'''

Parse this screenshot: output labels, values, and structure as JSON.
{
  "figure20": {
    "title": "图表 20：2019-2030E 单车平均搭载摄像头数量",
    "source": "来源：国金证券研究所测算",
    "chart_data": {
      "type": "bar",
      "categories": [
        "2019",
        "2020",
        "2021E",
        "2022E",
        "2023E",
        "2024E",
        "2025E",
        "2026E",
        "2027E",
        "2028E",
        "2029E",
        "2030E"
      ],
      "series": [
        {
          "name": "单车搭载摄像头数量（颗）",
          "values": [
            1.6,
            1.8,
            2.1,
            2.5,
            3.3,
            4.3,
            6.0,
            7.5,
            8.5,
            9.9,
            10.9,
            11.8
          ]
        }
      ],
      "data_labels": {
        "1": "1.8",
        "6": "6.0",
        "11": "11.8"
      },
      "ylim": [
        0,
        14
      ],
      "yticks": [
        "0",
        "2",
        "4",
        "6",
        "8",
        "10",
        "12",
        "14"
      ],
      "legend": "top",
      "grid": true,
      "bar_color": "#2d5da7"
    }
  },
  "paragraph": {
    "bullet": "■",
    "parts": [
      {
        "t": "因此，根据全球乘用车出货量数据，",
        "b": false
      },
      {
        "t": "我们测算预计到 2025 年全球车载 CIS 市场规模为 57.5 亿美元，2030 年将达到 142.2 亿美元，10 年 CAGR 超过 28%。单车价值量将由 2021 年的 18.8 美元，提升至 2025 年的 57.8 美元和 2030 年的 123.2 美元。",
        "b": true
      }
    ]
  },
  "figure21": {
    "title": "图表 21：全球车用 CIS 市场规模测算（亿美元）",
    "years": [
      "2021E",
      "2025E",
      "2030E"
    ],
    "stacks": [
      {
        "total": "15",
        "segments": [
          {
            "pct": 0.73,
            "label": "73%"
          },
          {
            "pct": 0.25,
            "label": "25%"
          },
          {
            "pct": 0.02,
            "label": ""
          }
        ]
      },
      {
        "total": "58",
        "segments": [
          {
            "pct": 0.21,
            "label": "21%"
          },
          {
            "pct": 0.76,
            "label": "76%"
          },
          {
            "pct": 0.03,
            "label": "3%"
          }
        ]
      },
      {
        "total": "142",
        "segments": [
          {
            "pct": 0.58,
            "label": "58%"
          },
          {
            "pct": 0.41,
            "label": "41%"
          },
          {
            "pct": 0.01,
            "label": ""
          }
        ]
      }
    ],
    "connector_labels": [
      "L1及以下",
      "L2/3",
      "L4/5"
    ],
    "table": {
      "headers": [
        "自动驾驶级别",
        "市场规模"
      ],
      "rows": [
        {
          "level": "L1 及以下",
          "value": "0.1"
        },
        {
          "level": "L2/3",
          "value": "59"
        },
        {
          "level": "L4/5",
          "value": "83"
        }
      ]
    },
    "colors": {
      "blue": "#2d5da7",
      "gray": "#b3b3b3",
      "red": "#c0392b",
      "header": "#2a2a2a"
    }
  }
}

'''

Work required => Show the lines of the material that contain the word "values".

Expected answer =>
Parse this screenshot: output labels, values, and structure as JSON.
          "values": [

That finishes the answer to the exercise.